* **Working data**
BEGIN

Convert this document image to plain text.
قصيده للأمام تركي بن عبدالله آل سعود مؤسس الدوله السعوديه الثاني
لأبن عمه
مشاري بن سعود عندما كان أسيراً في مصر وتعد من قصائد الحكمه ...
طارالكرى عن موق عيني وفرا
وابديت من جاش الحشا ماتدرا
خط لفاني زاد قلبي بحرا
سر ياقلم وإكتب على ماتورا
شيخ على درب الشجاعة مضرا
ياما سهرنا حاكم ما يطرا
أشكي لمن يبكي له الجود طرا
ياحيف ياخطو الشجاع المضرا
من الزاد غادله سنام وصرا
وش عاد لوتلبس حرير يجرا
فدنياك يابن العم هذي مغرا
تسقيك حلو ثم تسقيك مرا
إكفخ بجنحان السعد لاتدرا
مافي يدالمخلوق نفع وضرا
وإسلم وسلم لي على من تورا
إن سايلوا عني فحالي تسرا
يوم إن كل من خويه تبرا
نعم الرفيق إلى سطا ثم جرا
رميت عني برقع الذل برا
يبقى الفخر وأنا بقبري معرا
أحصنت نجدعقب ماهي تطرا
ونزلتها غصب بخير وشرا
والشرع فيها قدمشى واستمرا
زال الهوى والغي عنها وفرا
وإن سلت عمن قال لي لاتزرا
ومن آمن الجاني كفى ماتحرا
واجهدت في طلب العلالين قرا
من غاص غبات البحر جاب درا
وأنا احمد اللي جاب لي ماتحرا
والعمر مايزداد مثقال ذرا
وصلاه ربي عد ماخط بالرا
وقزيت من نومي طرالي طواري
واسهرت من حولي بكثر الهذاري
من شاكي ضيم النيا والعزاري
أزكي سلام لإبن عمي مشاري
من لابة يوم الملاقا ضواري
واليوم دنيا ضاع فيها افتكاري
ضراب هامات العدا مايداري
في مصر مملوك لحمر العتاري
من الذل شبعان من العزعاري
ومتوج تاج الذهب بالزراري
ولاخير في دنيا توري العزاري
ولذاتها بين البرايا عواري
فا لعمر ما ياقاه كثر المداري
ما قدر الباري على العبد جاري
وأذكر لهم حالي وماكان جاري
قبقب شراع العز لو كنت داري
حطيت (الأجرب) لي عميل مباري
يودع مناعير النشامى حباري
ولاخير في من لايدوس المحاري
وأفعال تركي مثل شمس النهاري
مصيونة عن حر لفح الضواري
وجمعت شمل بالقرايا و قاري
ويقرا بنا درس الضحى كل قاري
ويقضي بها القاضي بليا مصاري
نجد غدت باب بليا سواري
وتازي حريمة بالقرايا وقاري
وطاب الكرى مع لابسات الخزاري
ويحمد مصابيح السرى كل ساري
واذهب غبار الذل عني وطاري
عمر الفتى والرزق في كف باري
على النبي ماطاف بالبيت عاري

END

Look for the word "بليا" and return every line where it occurs.

ويقضي بها القاضي بليا مصاري
نجد غدت باب بليا سواري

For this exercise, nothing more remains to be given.